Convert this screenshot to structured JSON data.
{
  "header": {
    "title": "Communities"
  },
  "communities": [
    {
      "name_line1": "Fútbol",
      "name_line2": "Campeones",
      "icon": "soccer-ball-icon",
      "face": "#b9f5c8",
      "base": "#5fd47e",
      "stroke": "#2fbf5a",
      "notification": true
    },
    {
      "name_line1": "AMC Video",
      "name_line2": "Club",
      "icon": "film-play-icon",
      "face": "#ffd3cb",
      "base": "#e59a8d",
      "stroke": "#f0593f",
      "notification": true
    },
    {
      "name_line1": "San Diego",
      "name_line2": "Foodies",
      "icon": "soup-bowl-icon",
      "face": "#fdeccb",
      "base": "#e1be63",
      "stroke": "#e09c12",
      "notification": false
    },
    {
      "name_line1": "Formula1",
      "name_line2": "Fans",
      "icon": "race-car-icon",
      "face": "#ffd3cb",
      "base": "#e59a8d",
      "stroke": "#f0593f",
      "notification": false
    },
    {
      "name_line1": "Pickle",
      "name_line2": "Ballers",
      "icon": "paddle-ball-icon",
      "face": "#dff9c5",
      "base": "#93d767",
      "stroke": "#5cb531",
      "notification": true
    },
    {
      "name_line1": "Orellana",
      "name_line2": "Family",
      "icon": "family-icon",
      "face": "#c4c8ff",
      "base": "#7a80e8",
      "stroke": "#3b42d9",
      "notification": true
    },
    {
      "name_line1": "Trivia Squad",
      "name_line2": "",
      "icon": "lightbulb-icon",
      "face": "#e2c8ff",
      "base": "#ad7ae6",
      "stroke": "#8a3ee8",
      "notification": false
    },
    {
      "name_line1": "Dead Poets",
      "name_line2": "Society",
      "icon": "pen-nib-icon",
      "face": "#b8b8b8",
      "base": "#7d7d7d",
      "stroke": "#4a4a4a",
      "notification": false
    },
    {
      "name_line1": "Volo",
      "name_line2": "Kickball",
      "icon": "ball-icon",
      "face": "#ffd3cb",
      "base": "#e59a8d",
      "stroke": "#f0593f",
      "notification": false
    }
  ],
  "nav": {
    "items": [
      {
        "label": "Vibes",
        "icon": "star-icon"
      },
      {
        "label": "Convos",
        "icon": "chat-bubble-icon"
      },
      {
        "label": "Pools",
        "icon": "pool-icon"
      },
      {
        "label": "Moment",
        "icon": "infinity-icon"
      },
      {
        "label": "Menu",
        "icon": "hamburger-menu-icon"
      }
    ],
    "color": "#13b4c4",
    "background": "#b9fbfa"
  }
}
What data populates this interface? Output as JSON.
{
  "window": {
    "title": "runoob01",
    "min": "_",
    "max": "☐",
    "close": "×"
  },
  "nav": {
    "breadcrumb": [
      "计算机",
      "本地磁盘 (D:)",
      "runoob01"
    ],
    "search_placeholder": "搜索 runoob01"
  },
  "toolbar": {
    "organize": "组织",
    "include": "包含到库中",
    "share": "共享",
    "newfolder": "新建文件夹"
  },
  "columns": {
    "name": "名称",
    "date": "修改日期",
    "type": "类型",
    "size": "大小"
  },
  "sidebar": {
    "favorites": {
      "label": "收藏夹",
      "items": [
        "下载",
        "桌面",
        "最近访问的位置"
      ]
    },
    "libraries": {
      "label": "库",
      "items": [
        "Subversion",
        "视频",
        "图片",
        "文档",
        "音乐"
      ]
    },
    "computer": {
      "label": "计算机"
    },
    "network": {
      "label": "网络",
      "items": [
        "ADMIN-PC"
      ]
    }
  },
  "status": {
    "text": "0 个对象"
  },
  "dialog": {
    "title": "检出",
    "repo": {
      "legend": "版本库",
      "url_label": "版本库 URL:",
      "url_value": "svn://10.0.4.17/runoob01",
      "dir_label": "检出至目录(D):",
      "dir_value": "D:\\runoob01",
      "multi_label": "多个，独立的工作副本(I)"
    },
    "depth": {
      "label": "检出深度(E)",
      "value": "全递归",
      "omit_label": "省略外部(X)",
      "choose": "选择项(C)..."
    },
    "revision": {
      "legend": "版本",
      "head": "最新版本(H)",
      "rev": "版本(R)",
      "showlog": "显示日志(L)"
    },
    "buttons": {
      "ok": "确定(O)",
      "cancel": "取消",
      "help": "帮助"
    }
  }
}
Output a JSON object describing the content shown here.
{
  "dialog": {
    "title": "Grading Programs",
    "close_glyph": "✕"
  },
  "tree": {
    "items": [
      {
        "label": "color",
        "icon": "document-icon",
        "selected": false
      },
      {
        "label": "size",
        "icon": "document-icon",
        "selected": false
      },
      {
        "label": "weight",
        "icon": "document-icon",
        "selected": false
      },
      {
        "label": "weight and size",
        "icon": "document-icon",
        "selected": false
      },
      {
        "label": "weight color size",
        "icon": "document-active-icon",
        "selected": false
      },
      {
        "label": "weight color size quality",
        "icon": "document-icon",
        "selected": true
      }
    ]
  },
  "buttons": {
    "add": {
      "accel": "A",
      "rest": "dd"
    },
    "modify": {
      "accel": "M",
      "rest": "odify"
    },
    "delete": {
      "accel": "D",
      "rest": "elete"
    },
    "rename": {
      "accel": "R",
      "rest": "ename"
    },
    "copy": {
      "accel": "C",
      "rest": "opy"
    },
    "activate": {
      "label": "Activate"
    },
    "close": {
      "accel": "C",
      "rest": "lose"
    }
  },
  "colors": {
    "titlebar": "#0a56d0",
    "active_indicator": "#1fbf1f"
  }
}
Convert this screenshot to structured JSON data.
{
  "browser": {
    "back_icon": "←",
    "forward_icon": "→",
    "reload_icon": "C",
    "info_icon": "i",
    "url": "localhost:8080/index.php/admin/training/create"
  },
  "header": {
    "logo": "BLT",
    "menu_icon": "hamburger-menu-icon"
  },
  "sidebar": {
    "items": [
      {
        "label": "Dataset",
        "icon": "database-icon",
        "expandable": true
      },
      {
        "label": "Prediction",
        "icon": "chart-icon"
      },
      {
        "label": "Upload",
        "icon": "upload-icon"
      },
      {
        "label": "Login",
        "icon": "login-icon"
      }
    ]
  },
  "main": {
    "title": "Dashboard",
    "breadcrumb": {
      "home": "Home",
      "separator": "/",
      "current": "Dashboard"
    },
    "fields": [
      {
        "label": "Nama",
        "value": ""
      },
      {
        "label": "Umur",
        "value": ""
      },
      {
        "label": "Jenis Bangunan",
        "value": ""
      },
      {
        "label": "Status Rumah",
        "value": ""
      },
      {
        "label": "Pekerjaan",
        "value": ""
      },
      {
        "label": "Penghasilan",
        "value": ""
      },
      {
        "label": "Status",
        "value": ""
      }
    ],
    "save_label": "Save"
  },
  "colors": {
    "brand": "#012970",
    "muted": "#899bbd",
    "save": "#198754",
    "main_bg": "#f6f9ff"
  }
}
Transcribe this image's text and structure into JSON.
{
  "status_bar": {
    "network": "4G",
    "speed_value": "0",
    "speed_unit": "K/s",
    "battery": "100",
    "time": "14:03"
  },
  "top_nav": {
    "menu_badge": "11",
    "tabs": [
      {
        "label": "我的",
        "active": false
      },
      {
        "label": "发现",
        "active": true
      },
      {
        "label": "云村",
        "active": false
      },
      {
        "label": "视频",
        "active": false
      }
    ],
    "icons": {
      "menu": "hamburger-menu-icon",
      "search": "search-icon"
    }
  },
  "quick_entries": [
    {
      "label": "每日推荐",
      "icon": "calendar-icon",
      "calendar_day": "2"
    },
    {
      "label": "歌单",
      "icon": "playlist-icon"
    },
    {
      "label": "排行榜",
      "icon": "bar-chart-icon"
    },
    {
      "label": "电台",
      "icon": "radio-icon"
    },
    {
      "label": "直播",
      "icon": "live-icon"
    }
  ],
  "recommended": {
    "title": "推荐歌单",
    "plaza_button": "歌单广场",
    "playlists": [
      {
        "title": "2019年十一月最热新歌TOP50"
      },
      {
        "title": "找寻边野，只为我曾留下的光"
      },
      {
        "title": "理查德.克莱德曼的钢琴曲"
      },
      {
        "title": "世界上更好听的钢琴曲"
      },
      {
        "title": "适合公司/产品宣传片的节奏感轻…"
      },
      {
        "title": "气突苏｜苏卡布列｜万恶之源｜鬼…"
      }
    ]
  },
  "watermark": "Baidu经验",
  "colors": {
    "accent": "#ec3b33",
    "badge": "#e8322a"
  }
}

========

What the task requires:
Each line in the material either holds the string "rest" or does not. State how many do, and nothing else.

Correct output:
6